**** Material for this exercise
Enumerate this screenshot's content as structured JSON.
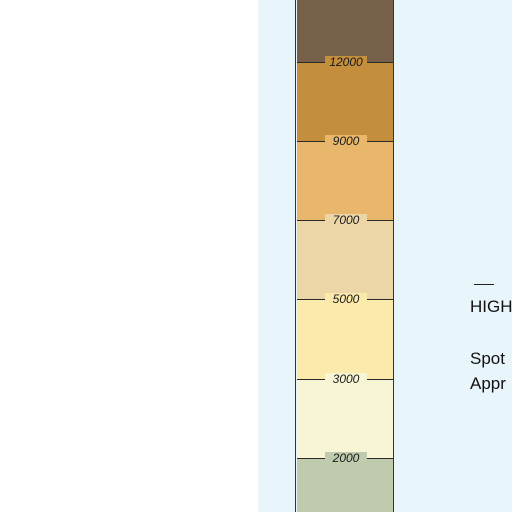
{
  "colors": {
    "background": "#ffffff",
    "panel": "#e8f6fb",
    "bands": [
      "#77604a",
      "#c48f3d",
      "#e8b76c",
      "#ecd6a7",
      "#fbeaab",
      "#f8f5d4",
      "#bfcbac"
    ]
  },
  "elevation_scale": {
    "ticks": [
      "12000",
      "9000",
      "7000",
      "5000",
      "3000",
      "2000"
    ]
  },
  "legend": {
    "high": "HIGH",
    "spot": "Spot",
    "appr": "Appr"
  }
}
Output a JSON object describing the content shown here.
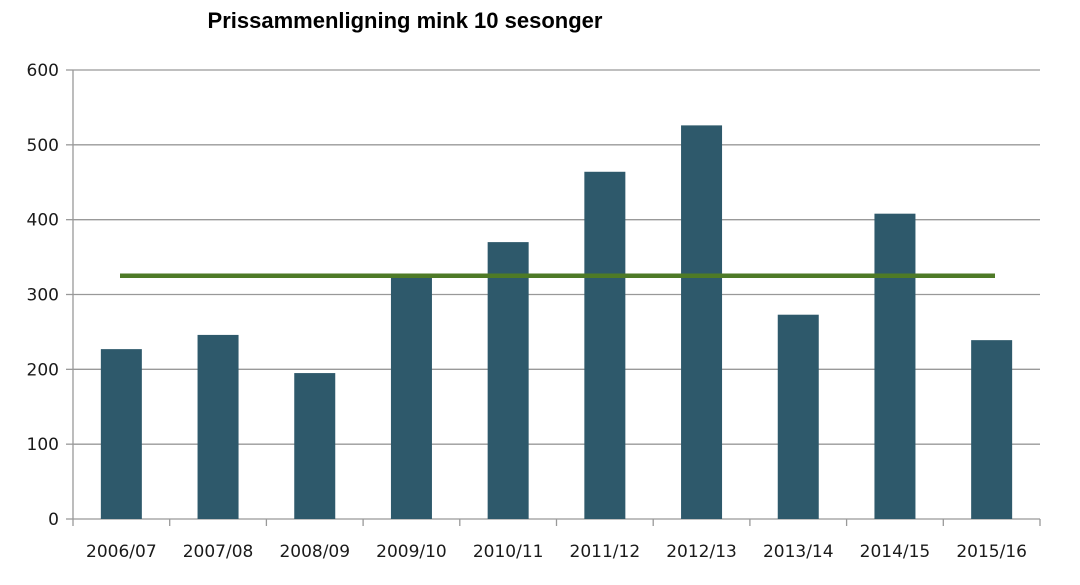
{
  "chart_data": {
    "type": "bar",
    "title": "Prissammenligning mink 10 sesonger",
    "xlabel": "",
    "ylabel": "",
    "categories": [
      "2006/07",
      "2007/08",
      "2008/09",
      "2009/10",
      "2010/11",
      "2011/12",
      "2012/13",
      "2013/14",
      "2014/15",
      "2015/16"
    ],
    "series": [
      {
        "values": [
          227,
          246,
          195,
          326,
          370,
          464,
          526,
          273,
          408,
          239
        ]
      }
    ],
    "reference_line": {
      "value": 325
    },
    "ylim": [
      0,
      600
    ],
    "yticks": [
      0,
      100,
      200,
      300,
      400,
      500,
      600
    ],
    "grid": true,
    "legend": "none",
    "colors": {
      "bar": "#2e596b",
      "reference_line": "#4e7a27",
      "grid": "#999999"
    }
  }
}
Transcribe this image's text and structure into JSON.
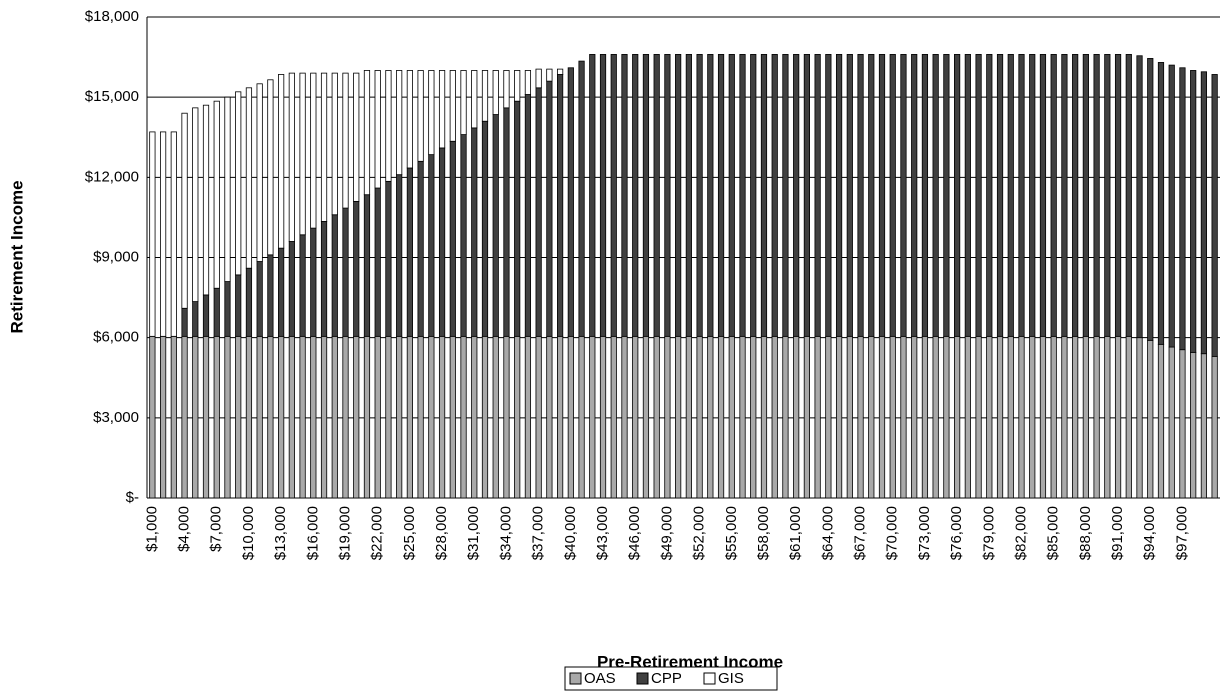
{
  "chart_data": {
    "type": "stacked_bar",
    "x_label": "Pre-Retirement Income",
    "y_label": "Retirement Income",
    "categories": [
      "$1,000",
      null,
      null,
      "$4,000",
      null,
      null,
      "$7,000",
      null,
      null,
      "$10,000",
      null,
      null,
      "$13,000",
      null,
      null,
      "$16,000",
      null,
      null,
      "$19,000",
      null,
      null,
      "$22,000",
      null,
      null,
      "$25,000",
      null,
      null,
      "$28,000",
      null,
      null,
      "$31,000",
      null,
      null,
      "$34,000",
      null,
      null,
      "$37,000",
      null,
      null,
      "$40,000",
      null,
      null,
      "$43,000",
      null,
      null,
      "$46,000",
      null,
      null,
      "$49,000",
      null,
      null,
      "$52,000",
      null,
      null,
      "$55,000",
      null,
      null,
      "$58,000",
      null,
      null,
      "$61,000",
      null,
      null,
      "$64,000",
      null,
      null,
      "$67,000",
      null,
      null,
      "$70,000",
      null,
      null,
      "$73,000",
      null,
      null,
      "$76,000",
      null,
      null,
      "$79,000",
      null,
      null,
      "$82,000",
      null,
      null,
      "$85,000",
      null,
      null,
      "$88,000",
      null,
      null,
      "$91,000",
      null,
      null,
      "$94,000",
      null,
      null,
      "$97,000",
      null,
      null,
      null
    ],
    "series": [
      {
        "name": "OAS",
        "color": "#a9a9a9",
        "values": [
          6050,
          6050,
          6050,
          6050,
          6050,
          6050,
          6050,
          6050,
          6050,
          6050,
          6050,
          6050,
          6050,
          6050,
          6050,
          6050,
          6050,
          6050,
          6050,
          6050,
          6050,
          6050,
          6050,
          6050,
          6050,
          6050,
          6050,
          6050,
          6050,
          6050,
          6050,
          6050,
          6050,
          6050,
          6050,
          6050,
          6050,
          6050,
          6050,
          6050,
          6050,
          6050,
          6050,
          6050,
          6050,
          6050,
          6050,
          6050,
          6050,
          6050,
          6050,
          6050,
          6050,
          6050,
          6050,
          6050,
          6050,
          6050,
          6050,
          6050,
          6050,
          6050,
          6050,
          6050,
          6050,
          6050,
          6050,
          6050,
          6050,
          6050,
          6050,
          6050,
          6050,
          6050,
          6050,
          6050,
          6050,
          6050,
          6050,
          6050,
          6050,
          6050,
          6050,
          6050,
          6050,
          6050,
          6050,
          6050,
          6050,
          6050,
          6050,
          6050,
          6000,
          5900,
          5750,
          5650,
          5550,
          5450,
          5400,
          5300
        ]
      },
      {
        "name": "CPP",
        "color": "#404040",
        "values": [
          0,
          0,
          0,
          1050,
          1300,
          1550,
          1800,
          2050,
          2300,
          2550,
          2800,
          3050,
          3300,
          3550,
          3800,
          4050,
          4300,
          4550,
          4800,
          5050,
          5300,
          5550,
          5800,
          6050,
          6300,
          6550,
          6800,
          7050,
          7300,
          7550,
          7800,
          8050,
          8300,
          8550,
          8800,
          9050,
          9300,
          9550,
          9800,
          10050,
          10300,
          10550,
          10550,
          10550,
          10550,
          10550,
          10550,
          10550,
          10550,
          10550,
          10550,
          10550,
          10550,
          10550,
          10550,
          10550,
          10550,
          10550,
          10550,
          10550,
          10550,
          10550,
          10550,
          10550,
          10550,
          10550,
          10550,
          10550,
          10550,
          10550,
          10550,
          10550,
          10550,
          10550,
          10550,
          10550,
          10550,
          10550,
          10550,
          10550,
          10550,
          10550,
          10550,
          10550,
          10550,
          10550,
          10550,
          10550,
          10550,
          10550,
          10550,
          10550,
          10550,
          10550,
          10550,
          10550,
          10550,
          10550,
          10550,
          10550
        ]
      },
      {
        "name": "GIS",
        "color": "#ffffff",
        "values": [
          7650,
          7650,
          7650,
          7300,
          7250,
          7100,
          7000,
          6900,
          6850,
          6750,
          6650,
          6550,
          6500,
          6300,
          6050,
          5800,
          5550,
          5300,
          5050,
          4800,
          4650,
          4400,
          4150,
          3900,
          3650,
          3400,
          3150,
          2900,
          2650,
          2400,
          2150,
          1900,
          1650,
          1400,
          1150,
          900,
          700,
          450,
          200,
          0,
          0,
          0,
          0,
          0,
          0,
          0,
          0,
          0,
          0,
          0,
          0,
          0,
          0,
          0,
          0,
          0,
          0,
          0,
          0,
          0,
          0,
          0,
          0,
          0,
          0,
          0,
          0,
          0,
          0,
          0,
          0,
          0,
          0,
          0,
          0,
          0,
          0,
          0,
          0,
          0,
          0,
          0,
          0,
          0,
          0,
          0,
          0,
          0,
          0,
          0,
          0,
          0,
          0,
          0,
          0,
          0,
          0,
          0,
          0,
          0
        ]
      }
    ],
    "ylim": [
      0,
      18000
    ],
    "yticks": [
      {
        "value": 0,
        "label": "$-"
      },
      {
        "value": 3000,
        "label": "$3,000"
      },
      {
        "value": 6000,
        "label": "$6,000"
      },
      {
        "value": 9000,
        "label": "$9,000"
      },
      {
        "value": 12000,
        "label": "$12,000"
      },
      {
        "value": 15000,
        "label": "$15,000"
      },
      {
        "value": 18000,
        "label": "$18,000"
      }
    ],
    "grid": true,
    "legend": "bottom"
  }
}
********
* [What is asked]: Every line of text is to be repeated exactly; pictures are left out.

* [Response to this exercise]:
Enumerate this screenshot's content as structured JSON.
{
  "colors": {
    "background": "#ffffff",
    "panel": "#e8f6fb",
    "bands": [
      "#77604a",
      "#c48f3d",
      "#e8b76c",
      "#ecd6a7",
      "#fbeaab",
      "#f8f5d4",
      "#bfcbac"
    ]
  },
  "elevation_scale": {
    "ticks": [
      "12000",
      "9000",
      "7000",
      "5000",
      "3000",
      "2000"
    ]
  },
  "legend": {
    "high": "HIGH",
    "spot": "Spot",
    "appr": "Appr"
  }
}
Output a JSON object describing the content shown here.
{
  "chart_data": {
    "type": "bar",
    "title": "Prissammenligning mink 10 sesonger",
    "xlabel": "",
    "ylabel": "",
    "categories": [
      "2006/07",
      "2007/08",
      "2008/09",
      "2009/10",
      "2010/11",
      "2011/12",
      "2012/13",
      "2013/14",
      "2014/15",
      "2015/16"
    ],
    "series": [
      {
        "values": [
          227,
          246,
          195,
          326,
          370,
          464,
          526,
          273,
          408,
          239
        ]
      }
    ],
    "reference_line": {
      "value": 325
    },
    "ylim": [
      0,
      600
    ],
    "yticks": [
      0,
      100,
      200,
      300,
      400,
      500,
      600
    ],
    "grid": true,
    "legend": "none",
    "colors": {
      "bar": "#2e596b",
      "reference_line": "#4e7a27",
      "grid": "#999999"
    }
  }
}
Transcribe this image's text and structure into JSON.
{
  "chart_data": {
    "type": "stacked_bar",
    "x_label": "Pre-Retirement Income",
    "y_label": "Retirement Income",
    "categories": [
      "$1,000",
      null,
      null,
      "$4,000",
      null,
      null,
      "$7,000",
      null,
      null,
      "$10,000",
      null,
      null,
      "$13,000",
      null,
      null,
      "$16,000",
      null,
      null,
      "$19,000",
      null,
      null,
      "$22,000",
      null,
      null,
      "$25,000",
      null,
      null,
      "$28,000",
      null,
      null,
      "$31,000",
      null,
      null,
      "$34,000",
      null,
      null,
      "$37,000",
      null,
      null,
      "$40,000",
      null,
      null,
      "$43,000",
      null,
      null,
      "$46,000",
      null,
      null,
      "$49,000",
      null,
      null,
      "$52,000",
      null,
      null,
      "$55,000",
      null,
      null,
      "$58,000",
      null,
      null,
      "$61,000",
      null,
      null,
      "$64,000",
      null,
      null,
      "$67,000",
      null,
      null,
      "$70,000",
      null,
      null,
      "$73,000",
      null,
      null,
      "$76,000",
      null,
      null,
      "$79,000",
      null,
      null,
      "$82,000",
      null,
      null,
      "$85,000",
      null,
      null,
      "$88,000",
      null,
      null,
      "$91,000",
      null,
      null,
      "$94,000",
      null,
      null,
      "$97,000",
      null,
      null,
      null
    ],
    "series": [
      {
        "name": "OAS",
        "color": "#a9a9a9",
        "values": [
          6050,
          6050,
          6050,
          6050,
          6050,
          6050,
          6050,
          6050,
          6050,
          6050,
          6050,
          6050,
          6050,
          6050,
          6050,
          6050,
          6050,
          6050,
          6050,
          6050,
          6050,
          6050,
          6050,
          6050,
          6050,
          6050,
          6050,
          6050,
          6050,
          6050,
          6050,
          6050,
          6050,
          6050,
          6050,
          6050,
          6050,
          6050,
          6050,
          6050,
          6050,
          6050,
          6050,
          6050,
          6050,
          6050,
          6050,
          6050,
          6050,
          6050,
          6050,
          6050,
          6050,
          6050,
          6050,
          6050,
          6050,
          6050,
          6050,
          6050,
          6050,
          6050,
          6050,
          6050,
          6050,
          6050,
          6050,
          6050,
          6050,
          6050,
          6050,
          6050,
          6050,
          6050,
          6050,
          6050,
          6050,
          6050,
          6050,
          6050,
          6050,
          6050,
          6050,
          6050,
          6050,
          6050,
          6050,
          6050,
          6050,
          6050,
          6050,
          6050,
          6000,
          5900,
          5750,
          5650,
          5550,
          5450,
          5400,
          5300
        ]
      },
      {
        "name": "CPP",
        "color": "#404040",
        "values": [
          0,
          0,
          0,
          1050,
          1300,
          1550,
          1800,
          2050,
          2300,
          2550,
          2800,
          3050,
          3300,
          3550,
          3800,
          4050,
          4300,
          4550,
          4800,
          5050,
          5300,
          5550,
          5800,
          6050,
          6300,
          6550,
          6800,
          7050,
          7300,
          7550,
          7800,
          8050,
          8300,
          8550,
          8800,
          9050,
          9300,
          9550,
          9800,
          10050,
          10300,
          10550,
          10550,
          10550,
          10550,
          10550,
          10550,
          10550,
          10550,
          10550,
          10550,
          10550,
          10550,
          10550,
          10550,
          10550,
          10550,
          10550,
          10550,
          10550,
          10550,
          10550,
          10550,
          10550,
          10550,
          10550,
          10550,
          10550,
          10550,
          10550,
          10550,
          10550,
          10550,
          10550,
          10550,
          10550,
          10550,
          10550,
          10550,
          10550,
          10550,
          10550,
          10550,
          10550,
          10550,
          10550,
          10550,
          10550,
          10550,
          10550,
          10550,
          10550,
          10550,
          10550,
          10550,
          10550,
          10550,
          10550,
          10550,
          10550
        ]
      },
      {
        "name": "GIS",
        "color": "#ffffff",
        "values": [
          7650,
          7650,
          7650,
          7300,
          7250,
          7100,
          7000,
          6900,
          6850,
          6750,
          6650,
          6550,
          6500,
          6300,
          6050,
          5800,
          5550,
          5300,
          5050,
          4800,
          4650,
          4400,
          4150,
          3900,
          3650,
          3400,
          3150,
          2900,
          2650,
          2400,
          2150,
          1900,
          1650,
          1400,
          1150,
          900,
          700,
          450,
          200,
          0,
          0,
          0,
          0,
          0,
          0,
          0,
          0,
          0,
          0,
          0,
          0,
          0,
          0,
          0,
          0,
          0,
          0,
          0,
          0,
          0,
          0,
          0,
          0,
          0,
          0,
          0,
          0,
          0,
          0,
          0,
          0,
          0,
          0,
          0,
          0,
          0,
          0,
          0,
          0,
          0,
          0,
          0,
          0,
          0,
          0,
          0,
          0,
          0,
          0,
          0,
          0,
          0,
          0,
          0,
          0,
          0,
          0,
          0,
          0,
          0
        ]
      }
    ],
    "ylim": [
      0,
      18000
    ],
    "yticks": [
      {
        "value": 0,
        "label": "$-"
      },
      {
        "value": 3000,
        "label": "$3,000"
      },
      {
        "value": 6000,
        "label": "$6,000"
      },
      {
        "value": 9000,
        "label": "$9,000"
      },
      {
        "value": 12000,
        "label": "$12,000"
      },
      {
        "value": 15000,
        "label": "$15,000"
      },
      {
        "value": 18000,
        "label": "$18,000"
      }
    ],
    "grid": true,
    "legend": "bottom"
  }
}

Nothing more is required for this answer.